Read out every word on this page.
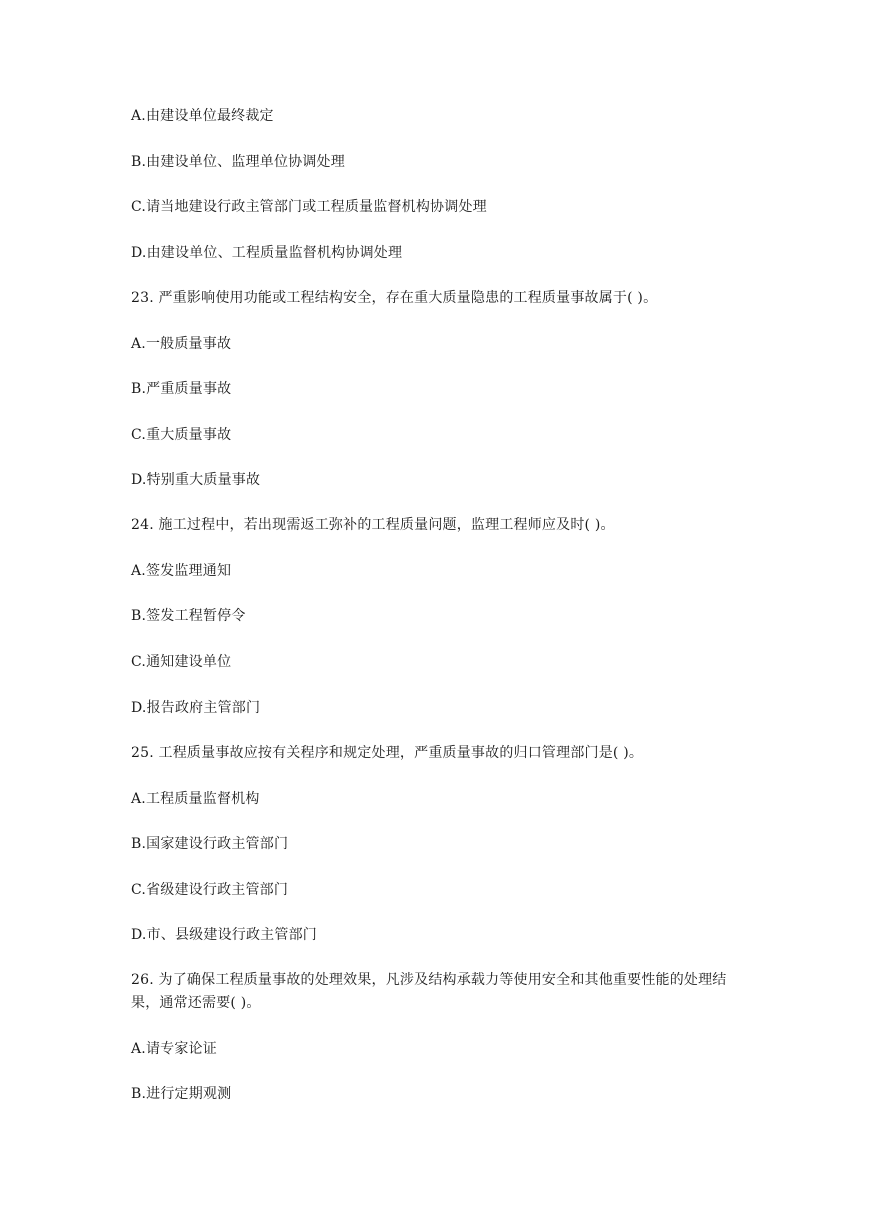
A.由建设单位最终裁定
B.由建设单位、监理单位协调处理
C.请当地建设行政主管部门或工程质量监督机构协调处理
D.由建设单位、工程质量监督机构协调处理
23. 严重影响使用功能或工程结构安全，存在重大质量隐患的工程质量事故属于( )。
A.一般质量事故
B.严重质量事故
C.重大质量事故
D.特别重大质量事故
24. 施工过程中，若出现需返工弥补的工程质量问题，监理工程师应及时( )。
A.签发监理通知
B.签发工程暂停令
C.通知建设单位
D.报告政府主管部门
25. 工程质量事故应按有关程序和规定处理，严重质量事故的归口管理部门是( )。
A.工程质量监督机构
B.国家建设行政主管部门
C.省级建设行政主管部门
D.市、县级建设行政主管部门
26. 为了确保工程质量事故的处理效果，凡涉及结构承载力等使用安全和其他重要性能的处理结果，通常还需要( )。
A.请专家论证
B.进行定期观测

* _WHAT YOU HAVE TO DO_
Every entry above should be duplicated exactly. Do not include the images.

* _PROBLEM SOLUTION_
Read out every word on this page.
A.由建设单位最终裁定
B.由建设单位、监理单位协调处理
C.请当地建设行政主管部门或工程质量监督机构协调处理
D.由建设单位、工程质量监督机构协调处理
23. 严重影响使用功能或工程结构安全，存在重大质量隐患的工程质量事故属于( )。
A.一般质量事故
B.严重质量事故
C.重大质量事故
D.特别重大质量事故
24. 施工过程中，若出现需返工弥补的工程质量问题，监理工程师应及时( )。
A.签发监理通知
B.签发工程暂停令
C.通知建设单位
D.报告政府主管部门
25. 工程质量事故应按有关程序和规定处理，严重质量事故的归口管理部门是( )。
A.工程质量监督机构
B.国家建设行政主管部门
C.省级建设行政主管部门
D.市、县级建设行政主管部门
26. 为了确保工程质量事故的处理效果，凡涉及结构承载力等使用安全和其他重要性能的处理结果，通常还需要( )。
A.请专家论证
B.进行定期观测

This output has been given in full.